Collection entries
###

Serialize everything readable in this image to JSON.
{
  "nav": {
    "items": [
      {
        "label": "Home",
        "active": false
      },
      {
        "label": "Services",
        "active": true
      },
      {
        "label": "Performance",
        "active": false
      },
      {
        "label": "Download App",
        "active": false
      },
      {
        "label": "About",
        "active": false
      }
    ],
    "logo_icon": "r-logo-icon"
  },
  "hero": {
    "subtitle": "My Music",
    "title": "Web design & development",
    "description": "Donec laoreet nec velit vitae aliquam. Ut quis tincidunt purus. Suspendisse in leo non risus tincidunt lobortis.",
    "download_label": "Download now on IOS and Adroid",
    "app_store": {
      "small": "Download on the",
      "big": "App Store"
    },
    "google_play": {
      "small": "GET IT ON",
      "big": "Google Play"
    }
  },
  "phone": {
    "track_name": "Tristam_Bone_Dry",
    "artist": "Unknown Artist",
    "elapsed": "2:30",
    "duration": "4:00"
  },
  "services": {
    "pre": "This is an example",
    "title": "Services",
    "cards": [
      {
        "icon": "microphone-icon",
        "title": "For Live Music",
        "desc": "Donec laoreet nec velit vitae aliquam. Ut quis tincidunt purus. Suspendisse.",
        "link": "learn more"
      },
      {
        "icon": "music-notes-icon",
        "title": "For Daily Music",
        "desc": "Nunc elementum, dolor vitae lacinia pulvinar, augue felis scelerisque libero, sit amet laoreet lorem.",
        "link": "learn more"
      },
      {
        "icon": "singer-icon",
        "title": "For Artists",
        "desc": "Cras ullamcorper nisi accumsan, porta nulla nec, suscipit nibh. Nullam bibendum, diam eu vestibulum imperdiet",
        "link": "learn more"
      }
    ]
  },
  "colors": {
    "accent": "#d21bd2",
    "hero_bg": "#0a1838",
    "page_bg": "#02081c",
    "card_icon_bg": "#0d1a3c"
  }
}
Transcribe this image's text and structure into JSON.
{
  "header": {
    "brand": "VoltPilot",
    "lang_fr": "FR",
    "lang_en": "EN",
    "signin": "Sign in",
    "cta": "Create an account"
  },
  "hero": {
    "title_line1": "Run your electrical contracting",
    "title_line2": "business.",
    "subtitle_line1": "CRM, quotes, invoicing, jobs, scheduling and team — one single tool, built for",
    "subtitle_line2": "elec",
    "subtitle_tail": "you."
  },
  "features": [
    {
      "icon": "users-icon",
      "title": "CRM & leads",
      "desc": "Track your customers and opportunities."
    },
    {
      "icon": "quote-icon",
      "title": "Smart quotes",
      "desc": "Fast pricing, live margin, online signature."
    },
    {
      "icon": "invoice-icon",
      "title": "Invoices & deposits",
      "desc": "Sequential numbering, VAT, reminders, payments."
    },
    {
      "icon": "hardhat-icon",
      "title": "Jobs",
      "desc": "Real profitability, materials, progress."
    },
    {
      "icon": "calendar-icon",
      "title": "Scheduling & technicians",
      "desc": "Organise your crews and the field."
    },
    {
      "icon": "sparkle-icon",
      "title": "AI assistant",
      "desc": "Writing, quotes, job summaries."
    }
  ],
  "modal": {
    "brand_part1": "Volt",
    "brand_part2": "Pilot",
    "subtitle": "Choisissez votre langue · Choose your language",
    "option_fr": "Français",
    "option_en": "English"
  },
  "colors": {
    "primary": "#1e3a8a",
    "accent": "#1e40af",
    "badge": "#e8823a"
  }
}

###

_What is needed_
Please restate the records in full, word for word.

_Final result_
Serialize everything readable in this image to JSON.
{
  "nav": {
    "items": [
      {
        "label": "Home",
        "active": false
      },
      {
        "label": "Services",
        "active": true
      },
      {
        "label": "Performance",
        "active": false
      },
      {
        "label": "Download App",
        "active": false
      },
      {
        "label": "About",
        "active": false
      }
    ],
    "logo_icon": "r-logo-icon"
  },
  "hero": {
    "subtitle": "My Music",
    "title": "Web design & development",
    "description": "Donec laoreet nec velit vitae aliquam. Ut quis tincidunt purus. Suspendisse in leo non risus tincidunt lobortis.",
    "download_label": "Download now on IOS and Adroid",
    "app_store": {
      "small": "Download on the",
      "big": "App Store"
    },
    "google_play": {
      "small": "GET IT ON",
      "big": "Google Play"
    }
  },
  "phone": {
    "track_name": "Tristam_Bone_Dry",
    "artist": "Unknown Artist",
    "elapsed": "2:30",
    "duration": "4:00"
  },
  "services": {
    "pre": "This is an example",
    "title": "Services",
    "cards": [
      {
        "icon": "microphone-icon",
        "title": "For Live Music",
        "desc": "Donec laoreet nec velit vitae aliquam. Ut quis tincidunt purus. Suspendisse.",
        "link": "learn more"
      },
      {
        "icon": "music-notes-icon",
        "title": "For Daily Music",
        "desc": "Nunc elementum, dolor vitae lacinia pulvinar, augue felis scelerisque libero, sit amet laoreet lorem.",
        "link": "learn more"
      },
      {
        "icon": "singer-icon",
        "title": "For Artists",
        "desc": "Cras ullamcorper nisi accumsan, porta nulla nec, suscipit nibh. Nullam bibendum, diam eu vestibulum imperdiet",
        "link": "learn more"
      }
    ]
  },
  "colors": {
    "accent": "#d21bd2",
    "hero_bg": "#0a1838",
    "page_bg": "#02081c",
    "card_icon_bg": "#0d1a3c"
  }
}
Transcribe this image's text and structure into JSON.
{
  "header": {
    "brand": "VoltPilot",
    "lang_fr": "FR",
    "lang_en": "EN",
    "signin": "Sign in",
    "cta": "Create an account"
  },
  "hero": {
    "title_line1": "Run your electrical contracting",
    "title_line2": "business.",
    "subtitle_line1": "CRM, quotes, invoicing, jobs, scheduling and team — one single tool, built for",
    "subtitle_line2": "elec",
    "subtitle_tail": "you."
  },
  "features": [
    {
      "icon": "users-icon",
      "title": "CRM & leads",
      "desc": "Track your customers and opportunities."
    },
    {
      "icon": "quote-icon",
      "title": "Smart quotes",
      "desc": "Fast pricing, live margin, online signature."
    },
    {
      "icon": "invoice-icon",
      "title": "Invoices & deposits",
      "desc": "Sequential numbering, VAT, reminders, payments."
    },
    {
      "icon": "hardhat-icon",
      "title": "Jobs",
      "desc": "Real profitability, materials, progress."
    },
    {
      "icon": "calendar-icon",
      "title": "Scheduling & technicians",
      "desc": "Organise your crews and the field."
    },
    {
      "icon": "sparkle-icon",
      "title": "AI assistant",
      "desc": "Writing, quotes, job summaries."
    }
  ],
  "modal": {
    "brand_part1": "Volt",
    "brand_part2": "Pilot",
    "subtitle": "Choisissez votre langue · Choose your language",
    "option_fr": "Français",
    "option_en": "English"
  },
  "colors": {
    "primary": "#1e3a8a",
    "accent": "#1e40af",
    "badge": "#e8823a"
  }
}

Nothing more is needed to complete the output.